··· Entries supplied

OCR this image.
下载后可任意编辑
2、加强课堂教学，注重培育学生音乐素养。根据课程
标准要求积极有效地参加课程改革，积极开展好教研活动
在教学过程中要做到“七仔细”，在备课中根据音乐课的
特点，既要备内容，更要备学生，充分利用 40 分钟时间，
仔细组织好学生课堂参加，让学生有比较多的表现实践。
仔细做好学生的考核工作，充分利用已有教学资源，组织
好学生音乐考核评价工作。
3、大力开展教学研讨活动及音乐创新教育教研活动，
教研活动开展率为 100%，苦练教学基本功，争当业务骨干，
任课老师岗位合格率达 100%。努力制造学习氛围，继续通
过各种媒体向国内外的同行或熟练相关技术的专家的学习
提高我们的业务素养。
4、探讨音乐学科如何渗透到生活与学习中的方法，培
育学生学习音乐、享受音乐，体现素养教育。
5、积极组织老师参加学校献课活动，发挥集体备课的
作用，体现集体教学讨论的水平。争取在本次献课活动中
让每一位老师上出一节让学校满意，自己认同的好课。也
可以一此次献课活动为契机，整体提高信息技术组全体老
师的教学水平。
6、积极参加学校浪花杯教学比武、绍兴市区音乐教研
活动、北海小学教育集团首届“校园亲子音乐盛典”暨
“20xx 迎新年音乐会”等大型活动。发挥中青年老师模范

······

• What is being asked:
Your task is to repeat every line exactly.

• Task result:
OCR this image.
下载后可任意编辑
2、加强课堂教学，注重培育学生音乐素养。根据课程
标准要求积极有效地参加课程改革，积极开展好教研活动
在教学过程中要做到“七仔细”，在备课中根据音乐课的
特点，既要备内容，更要备学生，充分利用 40 分钟时间，
仔细组织好学生课堂参加，让学生有比较多的表现实践。
仔细做好学生的考核工作，充分利用已有教学资源，组织
好学生音乐考核评价工作。
3、大力开展教学研讨活动及音乐创新教育教研活动，
教研活动开展率为 100%，苦练教学基本功，争当业务骨干，
任课老师岗位合格率达 100%。努力制造学习氛围，继续通
过各种媒体向国内外的同行或熟练相关技术的专家的学习
提高我们的业务素养。
4、探讨音乐学科如何渗透到生活与学习中的方法，培
育学生学习音乐、享受音乐，体现素养教育。
5、积极组织老师参加学校献课活动，发挥集体备课的
作用，体现集体教学讨论的水平。争取在本次献课活动中
让每一位老师上出一节让学校满意，自己认同的好课。也
可以一此次献课活动为契机，整体提高信息技术组全体老
师的教学水平。
6、积极参加学校浪花杯教学比武、绍兴市区音乐教研
活动、北海小学教育集团首届“校园亲子音乐盛典”暨
“20xx 迎新年音乐会”等大型活动。发挥中青年老师模范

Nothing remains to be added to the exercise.